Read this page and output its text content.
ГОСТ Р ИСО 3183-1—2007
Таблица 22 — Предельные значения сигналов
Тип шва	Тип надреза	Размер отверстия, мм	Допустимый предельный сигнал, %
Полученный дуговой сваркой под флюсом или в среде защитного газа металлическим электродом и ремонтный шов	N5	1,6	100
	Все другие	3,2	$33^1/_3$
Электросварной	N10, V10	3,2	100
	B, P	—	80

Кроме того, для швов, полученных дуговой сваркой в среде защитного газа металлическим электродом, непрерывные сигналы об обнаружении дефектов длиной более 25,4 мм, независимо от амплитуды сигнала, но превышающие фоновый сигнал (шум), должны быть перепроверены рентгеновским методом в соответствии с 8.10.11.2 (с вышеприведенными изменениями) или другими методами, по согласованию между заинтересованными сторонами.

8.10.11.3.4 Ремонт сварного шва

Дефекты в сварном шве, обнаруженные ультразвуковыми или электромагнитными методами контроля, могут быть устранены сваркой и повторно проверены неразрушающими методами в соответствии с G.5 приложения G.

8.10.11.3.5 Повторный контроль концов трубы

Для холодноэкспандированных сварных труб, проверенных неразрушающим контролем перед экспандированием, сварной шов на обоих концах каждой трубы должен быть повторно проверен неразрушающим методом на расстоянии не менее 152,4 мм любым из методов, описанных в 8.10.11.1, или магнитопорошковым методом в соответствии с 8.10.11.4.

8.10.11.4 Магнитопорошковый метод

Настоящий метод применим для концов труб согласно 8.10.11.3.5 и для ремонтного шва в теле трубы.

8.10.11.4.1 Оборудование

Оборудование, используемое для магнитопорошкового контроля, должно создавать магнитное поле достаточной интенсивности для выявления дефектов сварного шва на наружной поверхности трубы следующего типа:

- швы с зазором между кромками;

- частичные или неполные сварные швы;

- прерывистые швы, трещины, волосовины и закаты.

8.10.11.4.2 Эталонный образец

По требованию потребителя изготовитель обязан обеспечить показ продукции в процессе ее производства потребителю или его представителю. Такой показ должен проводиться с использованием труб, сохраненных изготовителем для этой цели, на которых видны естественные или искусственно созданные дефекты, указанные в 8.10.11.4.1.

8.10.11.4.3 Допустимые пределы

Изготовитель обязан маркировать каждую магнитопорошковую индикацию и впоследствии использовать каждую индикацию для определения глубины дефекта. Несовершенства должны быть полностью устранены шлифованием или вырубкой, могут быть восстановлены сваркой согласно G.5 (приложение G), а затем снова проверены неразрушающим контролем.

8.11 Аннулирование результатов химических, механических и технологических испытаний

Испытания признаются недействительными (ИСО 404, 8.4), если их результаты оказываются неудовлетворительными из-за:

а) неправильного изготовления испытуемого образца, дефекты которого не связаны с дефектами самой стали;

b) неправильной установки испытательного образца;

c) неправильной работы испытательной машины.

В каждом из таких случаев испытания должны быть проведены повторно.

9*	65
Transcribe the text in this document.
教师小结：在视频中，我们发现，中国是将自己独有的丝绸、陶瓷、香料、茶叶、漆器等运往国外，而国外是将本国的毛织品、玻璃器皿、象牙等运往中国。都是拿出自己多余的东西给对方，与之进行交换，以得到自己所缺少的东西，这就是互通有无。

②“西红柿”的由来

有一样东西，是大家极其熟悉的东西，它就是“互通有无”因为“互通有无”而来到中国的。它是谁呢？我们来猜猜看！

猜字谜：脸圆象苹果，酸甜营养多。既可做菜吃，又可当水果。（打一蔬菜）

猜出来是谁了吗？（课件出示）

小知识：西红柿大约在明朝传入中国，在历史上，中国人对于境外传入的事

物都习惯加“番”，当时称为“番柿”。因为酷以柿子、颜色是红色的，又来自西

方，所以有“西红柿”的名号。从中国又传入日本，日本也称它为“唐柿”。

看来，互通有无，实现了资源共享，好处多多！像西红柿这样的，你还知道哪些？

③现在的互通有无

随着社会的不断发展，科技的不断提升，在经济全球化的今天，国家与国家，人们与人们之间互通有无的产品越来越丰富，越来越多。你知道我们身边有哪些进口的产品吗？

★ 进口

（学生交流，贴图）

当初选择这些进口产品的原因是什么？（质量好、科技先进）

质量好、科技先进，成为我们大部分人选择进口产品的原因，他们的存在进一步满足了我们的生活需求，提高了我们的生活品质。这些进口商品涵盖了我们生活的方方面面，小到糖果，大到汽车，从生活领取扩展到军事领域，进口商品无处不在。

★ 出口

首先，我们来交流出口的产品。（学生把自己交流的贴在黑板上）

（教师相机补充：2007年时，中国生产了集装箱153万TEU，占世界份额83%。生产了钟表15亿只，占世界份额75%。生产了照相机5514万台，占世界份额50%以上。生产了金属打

□ □ □ □ □ □ □

Challenge >>
How many lines of the records contain the string "обязан"? Respond with the number alone.

Exercise response >>
2